** START Data to process **

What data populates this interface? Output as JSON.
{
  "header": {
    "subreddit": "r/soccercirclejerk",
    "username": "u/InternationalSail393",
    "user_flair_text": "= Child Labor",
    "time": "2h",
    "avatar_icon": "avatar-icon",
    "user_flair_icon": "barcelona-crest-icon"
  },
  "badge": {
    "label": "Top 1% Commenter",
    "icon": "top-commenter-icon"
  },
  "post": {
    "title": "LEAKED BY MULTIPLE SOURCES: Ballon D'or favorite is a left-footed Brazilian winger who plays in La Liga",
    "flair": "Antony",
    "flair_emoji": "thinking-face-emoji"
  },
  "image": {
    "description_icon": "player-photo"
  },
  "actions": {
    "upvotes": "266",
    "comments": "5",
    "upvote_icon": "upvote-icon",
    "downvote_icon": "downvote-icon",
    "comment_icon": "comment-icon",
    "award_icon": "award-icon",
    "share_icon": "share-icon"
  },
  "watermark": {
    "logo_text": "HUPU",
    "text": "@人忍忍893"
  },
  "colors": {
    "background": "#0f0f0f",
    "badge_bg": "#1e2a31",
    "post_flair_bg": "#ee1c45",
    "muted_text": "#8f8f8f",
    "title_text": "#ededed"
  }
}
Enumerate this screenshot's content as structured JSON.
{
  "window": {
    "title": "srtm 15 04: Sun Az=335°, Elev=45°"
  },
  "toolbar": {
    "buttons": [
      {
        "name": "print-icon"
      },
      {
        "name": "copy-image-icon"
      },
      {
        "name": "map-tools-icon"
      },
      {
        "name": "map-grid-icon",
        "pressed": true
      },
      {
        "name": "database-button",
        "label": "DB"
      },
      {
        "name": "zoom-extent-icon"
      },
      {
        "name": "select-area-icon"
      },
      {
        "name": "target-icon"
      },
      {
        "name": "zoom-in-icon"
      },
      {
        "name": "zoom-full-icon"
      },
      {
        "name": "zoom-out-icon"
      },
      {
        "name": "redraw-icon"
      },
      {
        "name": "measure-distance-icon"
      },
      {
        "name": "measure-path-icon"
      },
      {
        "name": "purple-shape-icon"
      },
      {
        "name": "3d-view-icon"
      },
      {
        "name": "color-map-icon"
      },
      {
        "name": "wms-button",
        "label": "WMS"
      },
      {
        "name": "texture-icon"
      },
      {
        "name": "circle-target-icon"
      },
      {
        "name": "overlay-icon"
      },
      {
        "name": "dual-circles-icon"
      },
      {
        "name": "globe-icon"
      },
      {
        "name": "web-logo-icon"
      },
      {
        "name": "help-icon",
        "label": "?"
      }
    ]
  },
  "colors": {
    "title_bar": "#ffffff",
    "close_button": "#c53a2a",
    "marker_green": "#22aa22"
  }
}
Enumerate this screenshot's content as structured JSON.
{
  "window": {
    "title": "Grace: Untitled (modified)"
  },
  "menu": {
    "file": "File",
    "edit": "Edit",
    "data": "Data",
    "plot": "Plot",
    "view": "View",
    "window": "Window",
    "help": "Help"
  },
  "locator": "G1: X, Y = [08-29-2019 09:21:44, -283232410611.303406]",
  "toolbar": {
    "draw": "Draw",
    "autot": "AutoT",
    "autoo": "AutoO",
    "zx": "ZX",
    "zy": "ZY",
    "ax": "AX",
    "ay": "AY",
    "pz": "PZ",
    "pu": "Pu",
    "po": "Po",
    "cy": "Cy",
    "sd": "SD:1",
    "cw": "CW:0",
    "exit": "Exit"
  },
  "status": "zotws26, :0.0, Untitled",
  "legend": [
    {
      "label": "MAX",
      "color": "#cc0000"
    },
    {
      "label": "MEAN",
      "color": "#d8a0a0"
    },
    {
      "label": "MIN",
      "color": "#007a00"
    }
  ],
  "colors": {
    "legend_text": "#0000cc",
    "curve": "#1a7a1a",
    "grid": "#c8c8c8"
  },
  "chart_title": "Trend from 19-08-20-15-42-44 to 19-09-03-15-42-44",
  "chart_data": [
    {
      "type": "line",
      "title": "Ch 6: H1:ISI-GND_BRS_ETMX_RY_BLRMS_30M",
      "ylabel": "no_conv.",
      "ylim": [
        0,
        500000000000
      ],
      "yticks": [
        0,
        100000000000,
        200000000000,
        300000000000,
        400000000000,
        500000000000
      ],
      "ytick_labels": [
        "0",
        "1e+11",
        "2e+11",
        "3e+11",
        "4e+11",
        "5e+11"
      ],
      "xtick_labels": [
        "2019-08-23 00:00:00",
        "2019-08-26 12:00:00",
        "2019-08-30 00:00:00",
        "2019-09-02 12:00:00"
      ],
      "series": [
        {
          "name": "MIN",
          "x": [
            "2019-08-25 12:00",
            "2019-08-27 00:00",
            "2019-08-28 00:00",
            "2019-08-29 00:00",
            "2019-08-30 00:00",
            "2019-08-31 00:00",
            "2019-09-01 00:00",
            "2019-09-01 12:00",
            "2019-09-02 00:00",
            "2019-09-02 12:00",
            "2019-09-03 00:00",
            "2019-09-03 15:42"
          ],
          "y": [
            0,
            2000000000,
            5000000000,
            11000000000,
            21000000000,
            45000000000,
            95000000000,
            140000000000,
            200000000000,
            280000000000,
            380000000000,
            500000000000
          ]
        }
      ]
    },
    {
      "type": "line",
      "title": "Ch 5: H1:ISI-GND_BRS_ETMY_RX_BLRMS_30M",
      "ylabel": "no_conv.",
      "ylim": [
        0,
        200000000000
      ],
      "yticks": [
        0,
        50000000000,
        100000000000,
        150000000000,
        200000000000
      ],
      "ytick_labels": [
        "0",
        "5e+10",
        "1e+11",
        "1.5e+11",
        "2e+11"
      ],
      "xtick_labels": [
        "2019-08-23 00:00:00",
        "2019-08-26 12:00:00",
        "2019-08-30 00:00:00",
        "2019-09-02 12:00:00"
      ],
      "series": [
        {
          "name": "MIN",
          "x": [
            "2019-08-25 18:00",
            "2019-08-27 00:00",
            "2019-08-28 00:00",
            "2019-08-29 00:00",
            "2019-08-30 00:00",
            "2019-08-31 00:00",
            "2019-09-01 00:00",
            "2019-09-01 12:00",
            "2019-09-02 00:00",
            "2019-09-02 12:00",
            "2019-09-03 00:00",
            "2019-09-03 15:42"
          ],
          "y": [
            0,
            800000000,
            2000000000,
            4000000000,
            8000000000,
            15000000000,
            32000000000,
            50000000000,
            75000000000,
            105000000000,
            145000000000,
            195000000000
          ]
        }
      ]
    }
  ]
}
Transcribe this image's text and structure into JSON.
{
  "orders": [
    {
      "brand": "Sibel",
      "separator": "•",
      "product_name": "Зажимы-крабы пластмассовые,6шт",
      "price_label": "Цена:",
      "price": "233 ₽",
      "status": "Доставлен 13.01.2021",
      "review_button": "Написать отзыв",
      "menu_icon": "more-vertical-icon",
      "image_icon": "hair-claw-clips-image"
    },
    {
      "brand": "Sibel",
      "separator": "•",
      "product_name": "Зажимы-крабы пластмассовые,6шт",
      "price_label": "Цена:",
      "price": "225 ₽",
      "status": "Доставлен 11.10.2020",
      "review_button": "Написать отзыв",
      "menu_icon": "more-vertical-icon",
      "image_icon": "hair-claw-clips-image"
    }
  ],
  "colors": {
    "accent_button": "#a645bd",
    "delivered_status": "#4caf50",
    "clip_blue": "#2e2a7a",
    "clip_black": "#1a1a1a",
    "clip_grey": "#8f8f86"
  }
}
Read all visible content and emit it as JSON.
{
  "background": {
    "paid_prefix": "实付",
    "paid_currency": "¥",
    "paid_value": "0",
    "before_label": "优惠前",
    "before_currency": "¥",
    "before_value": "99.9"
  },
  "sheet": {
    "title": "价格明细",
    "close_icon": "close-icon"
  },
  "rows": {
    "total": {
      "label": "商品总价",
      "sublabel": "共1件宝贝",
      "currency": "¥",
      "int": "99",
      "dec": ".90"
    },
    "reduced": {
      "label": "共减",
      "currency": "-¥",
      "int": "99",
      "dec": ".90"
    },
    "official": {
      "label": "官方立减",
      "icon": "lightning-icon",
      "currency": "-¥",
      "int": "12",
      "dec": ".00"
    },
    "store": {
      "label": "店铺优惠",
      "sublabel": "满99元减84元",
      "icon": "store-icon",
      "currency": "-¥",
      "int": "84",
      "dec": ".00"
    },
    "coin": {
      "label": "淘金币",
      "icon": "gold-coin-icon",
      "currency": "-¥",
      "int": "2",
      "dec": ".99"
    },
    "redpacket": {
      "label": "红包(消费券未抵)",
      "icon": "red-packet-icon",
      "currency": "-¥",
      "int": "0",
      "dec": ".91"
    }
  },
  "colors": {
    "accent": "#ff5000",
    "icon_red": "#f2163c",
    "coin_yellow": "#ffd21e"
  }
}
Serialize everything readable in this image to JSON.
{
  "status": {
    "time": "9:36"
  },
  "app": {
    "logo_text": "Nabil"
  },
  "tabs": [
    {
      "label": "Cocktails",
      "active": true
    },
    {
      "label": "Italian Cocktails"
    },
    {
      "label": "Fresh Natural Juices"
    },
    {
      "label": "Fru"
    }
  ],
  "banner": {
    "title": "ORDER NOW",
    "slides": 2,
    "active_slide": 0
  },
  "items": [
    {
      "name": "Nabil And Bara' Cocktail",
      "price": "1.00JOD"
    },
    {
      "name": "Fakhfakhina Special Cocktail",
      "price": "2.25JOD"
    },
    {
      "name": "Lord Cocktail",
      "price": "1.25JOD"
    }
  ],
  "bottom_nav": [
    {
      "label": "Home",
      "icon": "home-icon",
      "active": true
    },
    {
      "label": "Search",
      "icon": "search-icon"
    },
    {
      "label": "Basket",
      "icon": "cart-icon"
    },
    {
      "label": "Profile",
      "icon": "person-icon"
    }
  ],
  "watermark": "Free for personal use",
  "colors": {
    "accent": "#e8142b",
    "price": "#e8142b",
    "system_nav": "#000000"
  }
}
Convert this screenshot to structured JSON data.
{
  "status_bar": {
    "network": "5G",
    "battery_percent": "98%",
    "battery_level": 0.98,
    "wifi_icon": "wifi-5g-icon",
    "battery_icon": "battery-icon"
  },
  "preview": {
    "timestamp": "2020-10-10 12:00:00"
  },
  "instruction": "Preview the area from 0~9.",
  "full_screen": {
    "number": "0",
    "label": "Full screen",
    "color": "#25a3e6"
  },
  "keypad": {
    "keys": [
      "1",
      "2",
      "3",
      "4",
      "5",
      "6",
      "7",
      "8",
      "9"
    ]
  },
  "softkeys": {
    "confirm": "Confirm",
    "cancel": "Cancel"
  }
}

** END Data to process **

**Task:** From the material given, work out how many lines hold the string "zoom"; state that number and nothing further.

**Exercise solution:** 4